Transcribe every line of the material below verbatim, keeping each character and the line order unchanged.

-- start AVAILABLE RECORDS --

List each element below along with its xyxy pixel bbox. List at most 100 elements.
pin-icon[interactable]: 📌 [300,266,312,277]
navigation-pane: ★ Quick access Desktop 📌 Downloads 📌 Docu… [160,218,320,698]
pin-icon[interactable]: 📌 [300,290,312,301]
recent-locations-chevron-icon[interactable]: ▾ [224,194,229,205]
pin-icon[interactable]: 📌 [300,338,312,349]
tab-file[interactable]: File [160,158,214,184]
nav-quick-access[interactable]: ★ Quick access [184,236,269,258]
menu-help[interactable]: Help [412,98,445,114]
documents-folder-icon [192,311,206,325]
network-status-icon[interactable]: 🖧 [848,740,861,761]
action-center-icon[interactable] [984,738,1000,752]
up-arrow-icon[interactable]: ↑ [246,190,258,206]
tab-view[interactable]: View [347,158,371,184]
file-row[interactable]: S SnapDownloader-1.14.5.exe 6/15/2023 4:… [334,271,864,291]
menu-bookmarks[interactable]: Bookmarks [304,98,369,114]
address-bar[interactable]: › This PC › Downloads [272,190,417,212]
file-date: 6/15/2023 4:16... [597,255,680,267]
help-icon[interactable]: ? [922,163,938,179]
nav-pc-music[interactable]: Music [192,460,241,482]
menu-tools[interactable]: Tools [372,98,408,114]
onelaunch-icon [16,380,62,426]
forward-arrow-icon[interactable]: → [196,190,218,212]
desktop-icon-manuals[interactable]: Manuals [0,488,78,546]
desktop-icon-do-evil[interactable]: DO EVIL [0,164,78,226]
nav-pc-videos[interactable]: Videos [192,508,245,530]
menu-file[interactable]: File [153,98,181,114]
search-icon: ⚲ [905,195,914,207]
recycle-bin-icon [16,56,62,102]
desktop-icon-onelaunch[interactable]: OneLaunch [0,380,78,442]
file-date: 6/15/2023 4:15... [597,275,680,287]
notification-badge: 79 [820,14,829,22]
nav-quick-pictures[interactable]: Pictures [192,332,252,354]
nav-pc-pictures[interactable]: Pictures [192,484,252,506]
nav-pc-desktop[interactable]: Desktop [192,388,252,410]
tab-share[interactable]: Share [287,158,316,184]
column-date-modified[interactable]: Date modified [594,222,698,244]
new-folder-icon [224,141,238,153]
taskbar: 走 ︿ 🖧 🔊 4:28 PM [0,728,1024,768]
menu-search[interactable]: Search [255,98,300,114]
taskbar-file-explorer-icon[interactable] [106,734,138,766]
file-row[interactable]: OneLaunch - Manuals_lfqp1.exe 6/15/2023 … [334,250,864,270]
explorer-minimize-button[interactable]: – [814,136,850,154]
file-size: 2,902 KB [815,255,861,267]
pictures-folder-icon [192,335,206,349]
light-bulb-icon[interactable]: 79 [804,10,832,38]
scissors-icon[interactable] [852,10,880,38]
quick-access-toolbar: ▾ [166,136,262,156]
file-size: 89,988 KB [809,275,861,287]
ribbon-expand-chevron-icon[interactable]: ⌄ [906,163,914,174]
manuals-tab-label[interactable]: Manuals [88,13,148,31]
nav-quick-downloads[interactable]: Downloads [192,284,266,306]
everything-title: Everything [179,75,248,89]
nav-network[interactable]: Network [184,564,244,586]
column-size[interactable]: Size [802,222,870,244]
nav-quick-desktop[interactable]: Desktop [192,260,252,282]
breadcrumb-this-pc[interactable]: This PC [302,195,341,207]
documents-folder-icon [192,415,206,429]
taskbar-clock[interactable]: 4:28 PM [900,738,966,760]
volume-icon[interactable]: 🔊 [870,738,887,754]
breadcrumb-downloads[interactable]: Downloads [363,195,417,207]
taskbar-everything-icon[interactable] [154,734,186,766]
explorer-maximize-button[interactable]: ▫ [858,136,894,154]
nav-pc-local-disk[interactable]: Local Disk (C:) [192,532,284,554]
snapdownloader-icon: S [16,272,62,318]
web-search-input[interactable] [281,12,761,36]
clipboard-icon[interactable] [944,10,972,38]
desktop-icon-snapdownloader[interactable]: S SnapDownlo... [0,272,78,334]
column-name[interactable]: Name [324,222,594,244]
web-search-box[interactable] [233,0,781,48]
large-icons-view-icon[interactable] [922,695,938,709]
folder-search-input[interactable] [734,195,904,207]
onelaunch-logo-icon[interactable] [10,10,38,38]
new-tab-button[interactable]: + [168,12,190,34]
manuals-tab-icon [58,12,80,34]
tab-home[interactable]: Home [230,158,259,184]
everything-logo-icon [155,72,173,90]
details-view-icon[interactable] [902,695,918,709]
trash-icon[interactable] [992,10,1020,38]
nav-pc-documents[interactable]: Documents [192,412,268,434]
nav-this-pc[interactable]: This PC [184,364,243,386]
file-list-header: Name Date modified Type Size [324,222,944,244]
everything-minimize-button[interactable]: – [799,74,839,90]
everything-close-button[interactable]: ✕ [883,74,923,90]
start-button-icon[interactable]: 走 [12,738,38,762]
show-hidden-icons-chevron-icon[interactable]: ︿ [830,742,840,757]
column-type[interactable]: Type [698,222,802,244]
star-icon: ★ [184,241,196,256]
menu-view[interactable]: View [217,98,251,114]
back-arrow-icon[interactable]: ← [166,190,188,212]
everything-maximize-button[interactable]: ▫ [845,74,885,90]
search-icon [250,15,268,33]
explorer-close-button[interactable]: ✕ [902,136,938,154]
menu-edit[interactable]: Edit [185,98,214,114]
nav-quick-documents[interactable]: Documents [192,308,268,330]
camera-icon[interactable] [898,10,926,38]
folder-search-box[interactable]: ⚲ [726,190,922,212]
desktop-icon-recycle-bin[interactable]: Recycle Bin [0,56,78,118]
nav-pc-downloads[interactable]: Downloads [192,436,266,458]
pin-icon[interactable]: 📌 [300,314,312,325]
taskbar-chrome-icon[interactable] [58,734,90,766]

-- end AVAILABLE RECORDS --

## OUTPUT BELOW
List each element below along with its xyxy pixel bbox. List at most 100 elements.
pin-icon[interactable]: 📌 [300,266,312,277]
navigation-pane: ★ Quick access Desktop 📌 Downloads 📌 Docu… [160,218,320,698]
pin-icon[interactable]: 📌 [300,290,312,301]
recent-locations-chevron-icon[interactable]: ▾ [224,194,229,205]
pin-icon[interactable]: 📌 [300,338,312,349]
tab-file[interactable]: File [160,158,214,184]
nav-quick-access[interactable]: ★ Quick access [184,236,269,258]
menu-help[interactable]: Help [412,98,445,114]
documents-folder-icon [192,311,206,325]
network-status-icon[interactable]: 🖧 [848,740,861,761]
action-center-icon[interactable] [984,738,1000,752]
up-arrow-icon[interactable]: ↑ [246,190,258,206]
tab-view[interactable]: View [347,158,371,184]
file-row[interactable]: S SnapDownloader-1.14.5.exe 6/15/2023 4:… [334,271,864,291]
menu-bookmarks[interactable]: Bookmarks [304,98,369,114]
address-bar[interactable]: › This PC › Downloads [272,190,417,212]
file-date: 6/15/2023 4:16... [597,255,680,267]
help-icon[interactable]: ? [922,163,938,179]
nav-pc-music[interactable]: Music [192,460,241,482]
menu-tools[interactable]: Tools [372,98,408,114]
onelaunch-icon [16,380,62,426]
forward-arrow-icon[interactable]: → [196,190,218,212]
desktop-icon-manuals[interactable]: Manuals [0,488,78,546]
desktop-icon-do-evil[interactable]: DO EVIL [0,164,78,226]
nav-pc-videos[interactable]: Videos [192,508,245,530]
menu-file[interactable]: File [153,98,181,114]
search-icon: ⚲ [905,195,914,207]
recycle-bin-icon [16,56,62,102]
desktop-icon-onelaunch[interactable]: OneLaunch [0,380,78,442]
file-date: 6/15/2023 4:15... [597,275,680,287]
notification-badge: 79 [820,14,829,22]
nav-quick-pictures[interactable]: Pictures [192,332,252,354]
nav-pc-pictures[interactable]: Pictures [192,484,252,506]
nav-pc-desktop[interactable]: Desktop [192,388,252,410]
tab-share[interactable]: Share [287,158,316,184]
column-date-modified[interactable]: Date modified [594,222,698,244]
new-folder-icon [224,141,238,153]
taskbar: 走 ︿ 🖧 🔊 4:28 PM [0,728,1024,768]
menu-search[interactable]: Search [255,98,300,114]
taskbar-file-explorer-icon[interactable] [106,734,138,766]
file-row[interactable]: OneLaunch - Manuals_lfqp1.exe 6/15/2023 … [334,250,864,270]
explorer-minimize-button[interactable]: – [814,136,850,154]
file-size: 2,902 KB [815,255,861,267]
pictures-folder-icon [192,335,206,349]
light-bulb-icon[interactable]: 79 [804,10,832,38]
scissors-icon[interactable] [852,10,880,38]
quick-access-toolbar: ▾ [166,136,262,156]
file-size: 89,988 KB [809,275,861,287]
ribbon-expand-chevron-icon[interactable]: ⌄ [906,163,914,174]
manuals-tab-label[interactable]: Manuals [88,13,148,31]
nav-quick-downloads[interactable]: Downloads [192,284,266,306]
everything-title: Everything [179,75,248,89]
nav-network[interactable]: Network [184,564,244,586]
column-size[interactable]: Size [802,222,870,244]
nav-quick-desktop[interactable]: Desktop [192,260,252,282]
breadcrumb-this-pc[interactable]: This PC [302,195,341,207]
documents-folder-icon [192,415,206,429]
taskbar-clock[interactable]: 4:28 PM [900,738,966,760]
volume-icon[interactable]: 🔊 [870,738,887,754]
breadcrumb-downloads[interactable]: Downloads [363,195,417,207]
taskbar-everything-icon[interactable] [154,734,186,766]
explorer-maximize-button[interactable]: ▫ [858,136,894,154]
nav-pc-local-disk[interactable]: Local Disk (C:) [192,532,284,554]
snapdownloader-icon: S [16,272,62,318]
web-search-input[interactable] [281,12,761,36]
clipboard-icon[interactable] [944,10,972,38]
desktop-icon-snapdownloader[interactable]: S SnapDownlo... [0,272,78,334]
column-name[interactable]: Name [324,222,594,244]
web-search-box[interactable] [233,0,781,48]
large-icons-view-icon[interactable] [922,695,938,709]
folder-search-input[interactable] [734,195,904,207]
onelaunch-logo-icon[interactable] [10,10,38,38]
new-tab-button[interactable]: + [168,12,190,34]
manuals-tab-icon [58,12,80,34]
tab-home[interactable]: Home [230,158,259,184]
everything-logo-icon [155,72,173,90]
details-view-icon[interactable] [902,695,918,709]
trash-icon[interactable] [992,10,1020,38]
nav-pc-documents[interactable]: Documents [192,412,268,434]
nav-this-pc[interactable]: This PC [184,364,243,386]
file-list-header: Name Date modified Type Size [324,222,944,244]
everything-minimize-button[interactable]: – [799,74,839,90]
everything-close-button[interactable]: ✕ [883,74,923,90]
start-button-icon[interactable]: 走 [12,738,38,762]
show-hidden-icons-chevron-icon[interactable]: ︿ [830,742,840,757]
column-type[interactable]: Type [698,222,802,244]
star-icon: ★ [184,241,196,256]
menu-view[interactable]: View [217,98,251,114]
back-arrow-icon[interactable]: ← [166,190,188,212]
everything-maximize-button[interactable]: ▫ [845,74,885,90]
search-icon [250,15,268,33]
explorer-close-button[interactable]: ✕ [902,136,938,154]
menu-edit[interactable]: Edit [185,98,214,114]
nav-quick-documents[interactable]: Documents [192,308,268,330]
camera-icon[interactable] [898,10,926,38]
folder-search-box[interactable]: ⚲ [726,190,922,212]
desktop-icon-recycle-bin[interactable]: Recycle Bin [0,56,78,118]
nav-pc-downloads[interactable]: Downloads [192,436,266,458]
pin-icon[interactable]: 📌 [300,314,312,325]
taskbar-chrome-icon[interactable] [58,734,90,766]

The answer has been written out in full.